═══ MATERIAL FOR THIS EXERCISE

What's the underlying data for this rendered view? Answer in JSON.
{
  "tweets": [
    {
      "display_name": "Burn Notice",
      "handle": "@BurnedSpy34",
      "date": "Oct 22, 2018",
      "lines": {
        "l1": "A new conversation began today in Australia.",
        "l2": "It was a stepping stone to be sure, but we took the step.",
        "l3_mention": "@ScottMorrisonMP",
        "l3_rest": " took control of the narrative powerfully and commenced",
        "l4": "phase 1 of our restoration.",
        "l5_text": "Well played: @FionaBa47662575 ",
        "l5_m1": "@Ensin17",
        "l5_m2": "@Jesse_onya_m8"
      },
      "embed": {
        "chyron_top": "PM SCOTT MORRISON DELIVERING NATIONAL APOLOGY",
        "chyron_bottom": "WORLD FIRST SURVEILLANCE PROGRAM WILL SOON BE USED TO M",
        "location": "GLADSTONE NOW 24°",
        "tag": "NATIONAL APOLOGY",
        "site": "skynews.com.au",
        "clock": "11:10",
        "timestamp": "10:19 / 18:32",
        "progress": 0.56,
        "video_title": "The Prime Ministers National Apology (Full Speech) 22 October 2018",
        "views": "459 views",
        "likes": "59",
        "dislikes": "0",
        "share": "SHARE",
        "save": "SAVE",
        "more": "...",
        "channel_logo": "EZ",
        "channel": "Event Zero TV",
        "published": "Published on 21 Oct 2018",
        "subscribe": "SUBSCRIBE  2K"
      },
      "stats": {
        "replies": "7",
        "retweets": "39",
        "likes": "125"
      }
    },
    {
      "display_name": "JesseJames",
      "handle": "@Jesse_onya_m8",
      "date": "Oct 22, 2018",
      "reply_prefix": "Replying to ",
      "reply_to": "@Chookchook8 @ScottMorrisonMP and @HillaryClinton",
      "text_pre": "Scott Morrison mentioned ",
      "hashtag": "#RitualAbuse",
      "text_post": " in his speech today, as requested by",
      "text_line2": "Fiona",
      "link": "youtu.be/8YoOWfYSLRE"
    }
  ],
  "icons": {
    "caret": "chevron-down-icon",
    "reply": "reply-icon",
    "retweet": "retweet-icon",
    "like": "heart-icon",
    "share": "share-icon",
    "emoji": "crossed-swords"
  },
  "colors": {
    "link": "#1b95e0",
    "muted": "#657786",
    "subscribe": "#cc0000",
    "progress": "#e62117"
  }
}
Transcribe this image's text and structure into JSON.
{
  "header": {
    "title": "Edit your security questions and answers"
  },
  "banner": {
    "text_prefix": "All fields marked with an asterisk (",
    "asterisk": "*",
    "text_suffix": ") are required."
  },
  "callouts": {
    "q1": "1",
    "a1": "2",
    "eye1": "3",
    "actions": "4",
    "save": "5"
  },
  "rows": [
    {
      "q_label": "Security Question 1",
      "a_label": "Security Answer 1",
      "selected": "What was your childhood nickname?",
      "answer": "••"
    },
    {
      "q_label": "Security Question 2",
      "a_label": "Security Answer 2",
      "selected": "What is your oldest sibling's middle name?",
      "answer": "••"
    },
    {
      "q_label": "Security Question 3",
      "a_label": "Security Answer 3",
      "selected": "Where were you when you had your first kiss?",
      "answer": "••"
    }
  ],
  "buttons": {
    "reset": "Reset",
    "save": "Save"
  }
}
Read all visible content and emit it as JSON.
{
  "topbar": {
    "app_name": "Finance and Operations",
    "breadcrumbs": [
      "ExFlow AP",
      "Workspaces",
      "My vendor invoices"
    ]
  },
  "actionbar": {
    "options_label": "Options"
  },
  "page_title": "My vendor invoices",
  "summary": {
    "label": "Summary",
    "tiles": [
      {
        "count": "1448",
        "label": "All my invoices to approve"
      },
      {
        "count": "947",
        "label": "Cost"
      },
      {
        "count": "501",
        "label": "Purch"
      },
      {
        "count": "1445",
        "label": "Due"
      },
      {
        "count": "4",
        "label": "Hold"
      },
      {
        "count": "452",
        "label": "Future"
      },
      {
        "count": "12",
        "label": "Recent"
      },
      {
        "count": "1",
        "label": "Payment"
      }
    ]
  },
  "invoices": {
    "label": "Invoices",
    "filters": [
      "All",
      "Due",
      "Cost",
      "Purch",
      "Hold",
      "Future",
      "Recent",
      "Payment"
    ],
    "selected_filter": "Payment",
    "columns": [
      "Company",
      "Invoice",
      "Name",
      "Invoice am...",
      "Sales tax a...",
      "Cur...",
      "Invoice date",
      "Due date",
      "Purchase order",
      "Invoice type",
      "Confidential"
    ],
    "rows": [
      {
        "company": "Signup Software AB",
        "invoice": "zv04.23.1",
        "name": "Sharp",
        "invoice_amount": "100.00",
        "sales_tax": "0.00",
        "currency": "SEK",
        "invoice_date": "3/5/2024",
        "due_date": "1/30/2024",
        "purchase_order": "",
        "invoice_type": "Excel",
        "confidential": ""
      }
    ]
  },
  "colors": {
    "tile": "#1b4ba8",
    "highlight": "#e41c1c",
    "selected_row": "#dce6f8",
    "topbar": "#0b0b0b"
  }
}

══════

#### TASK REQUIREMENTS:
Show the lines where the word "subscribe" appears in the entries.

#### RESPONSE BELOW:
        "subscribe": "SUBSCRIBE  2K"
    "subscribe": "#cc0000",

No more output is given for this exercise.